[BEGIN Task material]

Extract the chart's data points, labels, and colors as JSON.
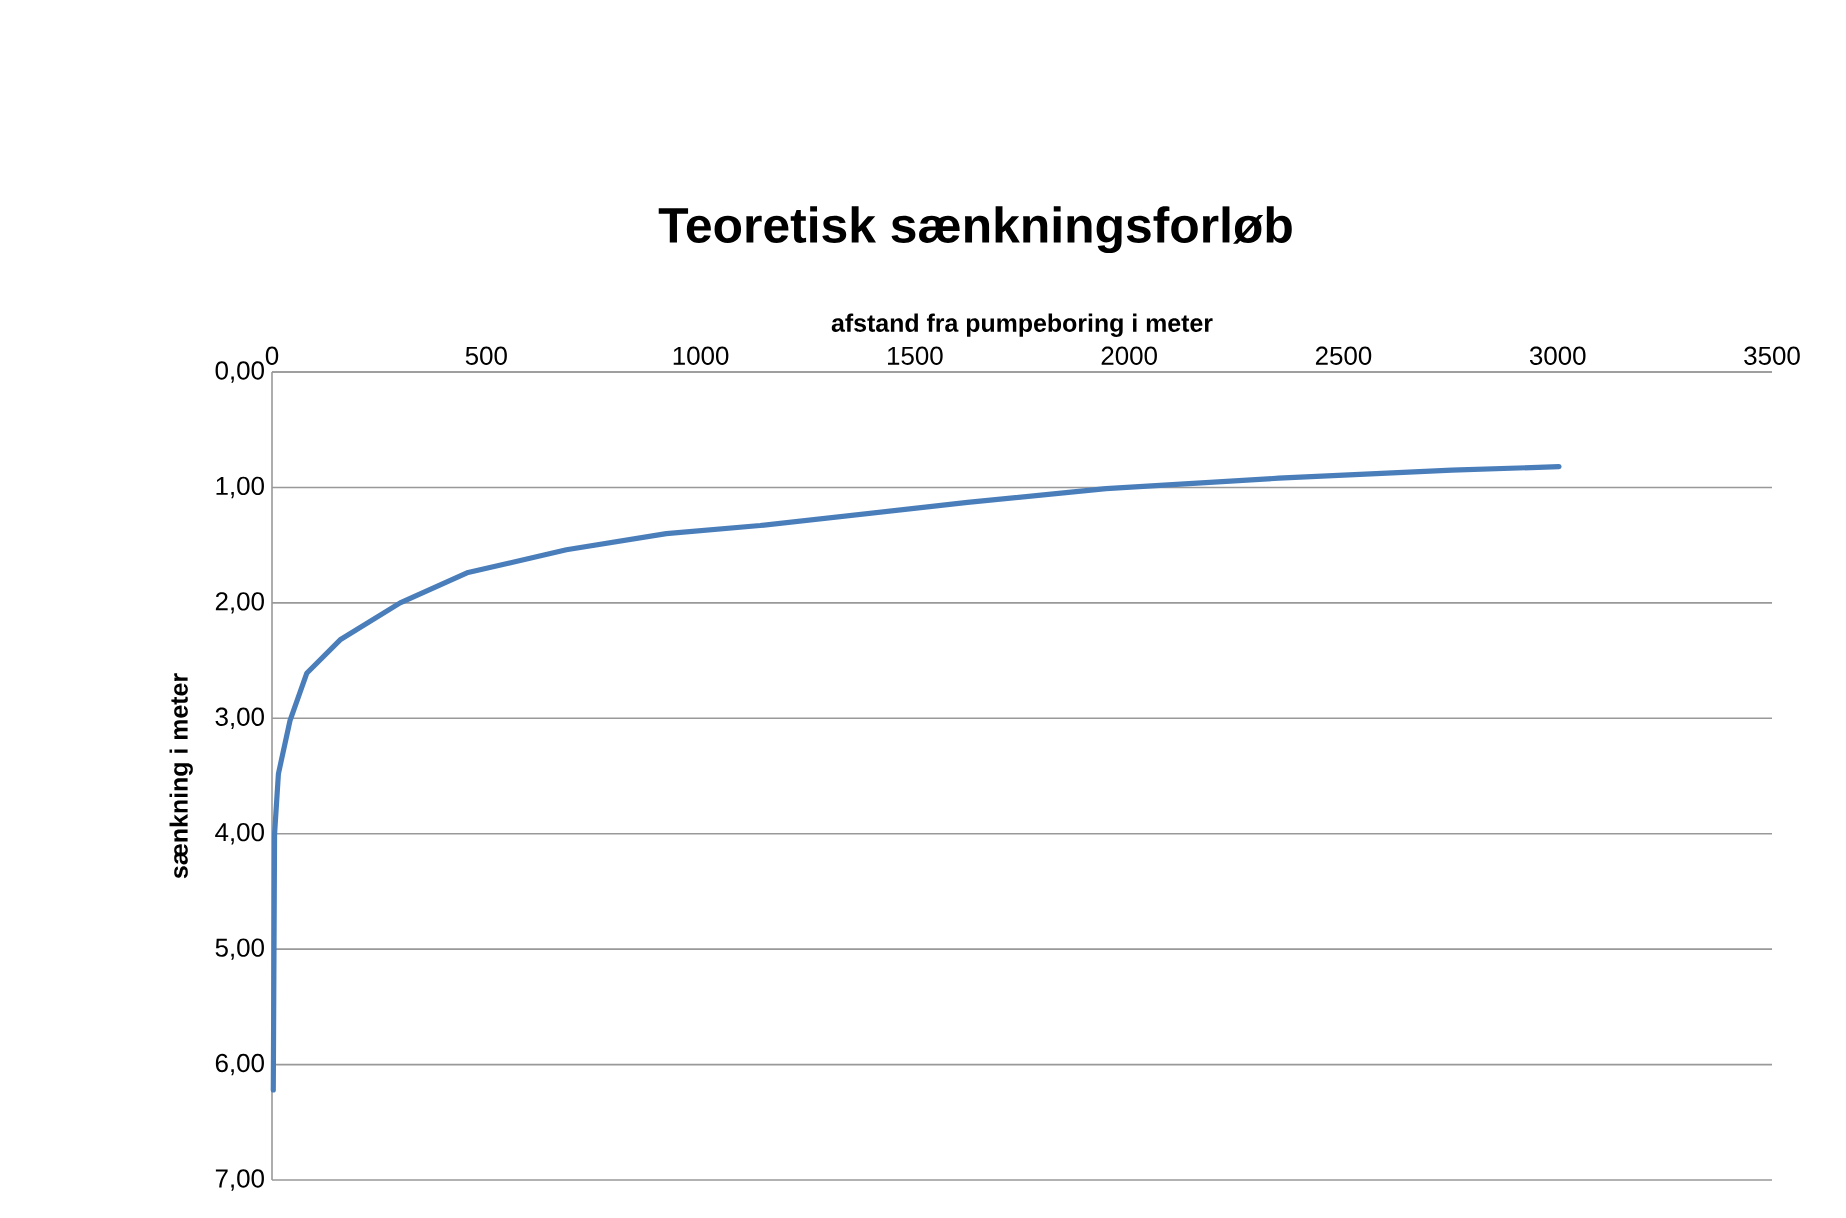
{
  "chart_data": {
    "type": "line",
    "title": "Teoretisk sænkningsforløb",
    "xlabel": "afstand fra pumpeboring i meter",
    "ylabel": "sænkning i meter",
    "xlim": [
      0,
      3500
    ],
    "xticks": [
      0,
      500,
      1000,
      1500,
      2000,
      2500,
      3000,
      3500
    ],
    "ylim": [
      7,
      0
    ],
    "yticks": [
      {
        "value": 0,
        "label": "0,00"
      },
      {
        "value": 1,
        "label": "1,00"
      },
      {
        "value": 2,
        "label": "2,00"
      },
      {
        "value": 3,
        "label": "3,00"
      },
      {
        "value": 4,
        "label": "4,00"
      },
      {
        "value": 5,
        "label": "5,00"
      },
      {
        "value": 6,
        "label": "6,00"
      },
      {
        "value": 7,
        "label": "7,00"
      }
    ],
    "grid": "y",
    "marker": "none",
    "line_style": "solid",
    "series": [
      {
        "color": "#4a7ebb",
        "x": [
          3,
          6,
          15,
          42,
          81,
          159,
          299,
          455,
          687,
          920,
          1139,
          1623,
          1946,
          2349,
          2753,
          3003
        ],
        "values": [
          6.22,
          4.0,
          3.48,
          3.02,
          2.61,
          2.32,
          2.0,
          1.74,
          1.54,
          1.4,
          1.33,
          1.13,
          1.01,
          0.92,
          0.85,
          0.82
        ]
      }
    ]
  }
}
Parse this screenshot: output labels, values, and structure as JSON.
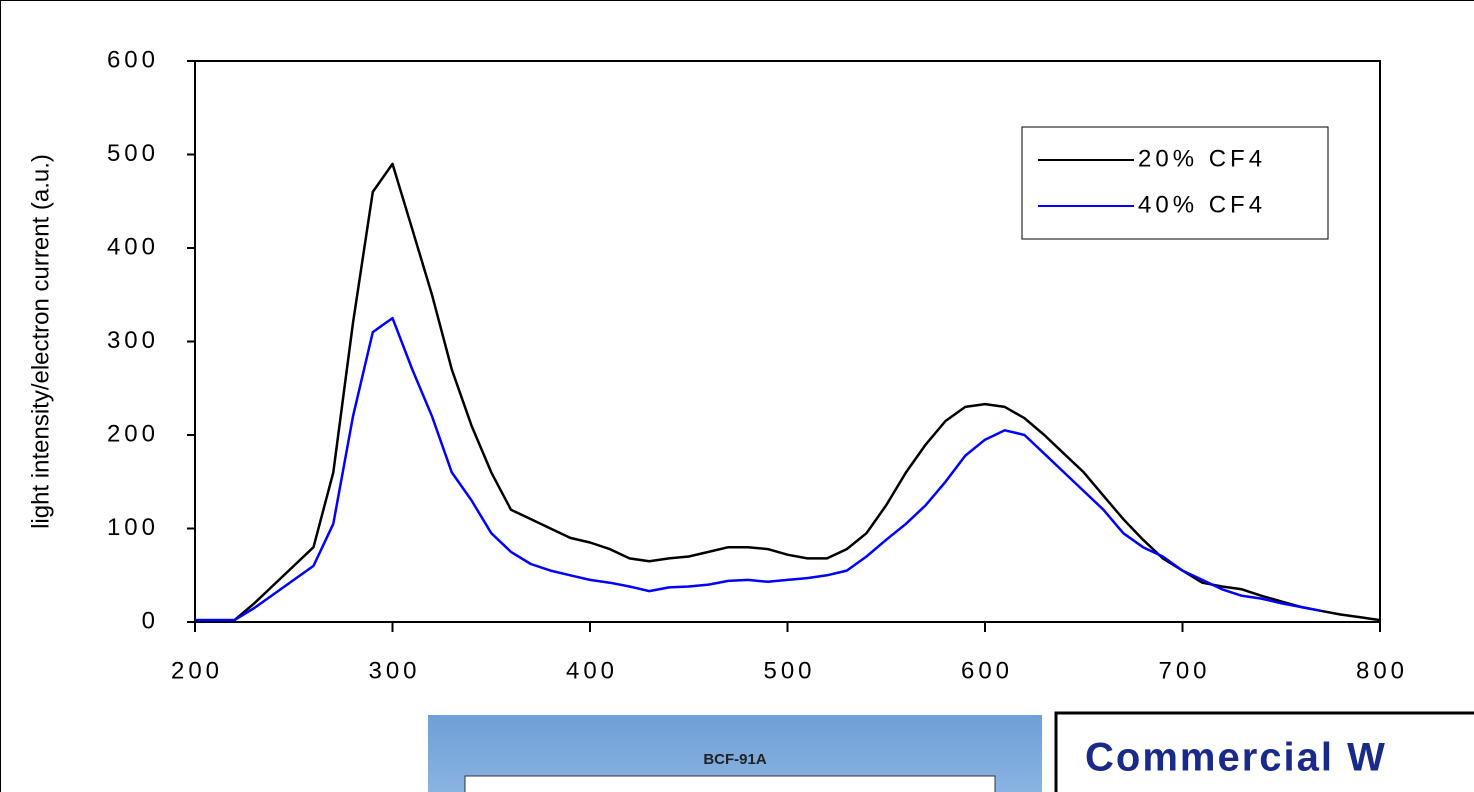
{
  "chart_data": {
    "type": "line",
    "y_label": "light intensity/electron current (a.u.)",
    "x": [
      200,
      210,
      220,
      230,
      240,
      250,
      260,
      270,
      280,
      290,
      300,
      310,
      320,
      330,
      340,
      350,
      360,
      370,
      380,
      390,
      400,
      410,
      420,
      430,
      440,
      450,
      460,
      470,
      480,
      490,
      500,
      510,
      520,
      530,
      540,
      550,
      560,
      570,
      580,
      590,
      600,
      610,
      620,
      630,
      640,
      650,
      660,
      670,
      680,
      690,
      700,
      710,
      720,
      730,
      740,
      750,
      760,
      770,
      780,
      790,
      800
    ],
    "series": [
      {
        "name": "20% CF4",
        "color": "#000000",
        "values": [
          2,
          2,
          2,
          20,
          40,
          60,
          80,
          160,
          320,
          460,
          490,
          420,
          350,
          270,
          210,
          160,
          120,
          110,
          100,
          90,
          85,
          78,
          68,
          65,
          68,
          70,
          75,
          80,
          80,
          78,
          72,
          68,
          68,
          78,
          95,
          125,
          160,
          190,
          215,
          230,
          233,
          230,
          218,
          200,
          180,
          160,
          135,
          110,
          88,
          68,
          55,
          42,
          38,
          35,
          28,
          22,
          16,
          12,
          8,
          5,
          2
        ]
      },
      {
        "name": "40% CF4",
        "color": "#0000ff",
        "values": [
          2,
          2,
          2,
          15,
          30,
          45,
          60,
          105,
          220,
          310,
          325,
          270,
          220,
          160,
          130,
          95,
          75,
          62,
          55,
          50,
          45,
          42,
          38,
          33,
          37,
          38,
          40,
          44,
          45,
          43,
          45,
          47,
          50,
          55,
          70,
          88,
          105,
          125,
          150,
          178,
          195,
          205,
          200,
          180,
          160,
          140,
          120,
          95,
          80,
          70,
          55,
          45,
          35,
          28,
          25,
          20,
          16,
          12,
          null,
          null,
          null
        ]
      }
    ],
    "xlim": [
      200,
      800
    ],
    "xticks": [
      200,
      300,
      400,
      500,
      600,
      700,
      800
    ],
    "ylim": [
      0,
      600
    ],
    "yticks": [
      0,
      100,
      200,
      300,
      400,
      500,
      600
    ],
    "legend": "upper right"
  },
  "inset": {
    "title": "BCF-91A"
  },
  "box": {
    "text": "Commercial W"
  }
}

[END Task material]

Look through the entries and find each line that has the string "labels". Copy those lines.

## Task result
Extract the chart's data points, labels, and colors as JSON.
Parse this screenshot: output labels, values, and structure as JSON.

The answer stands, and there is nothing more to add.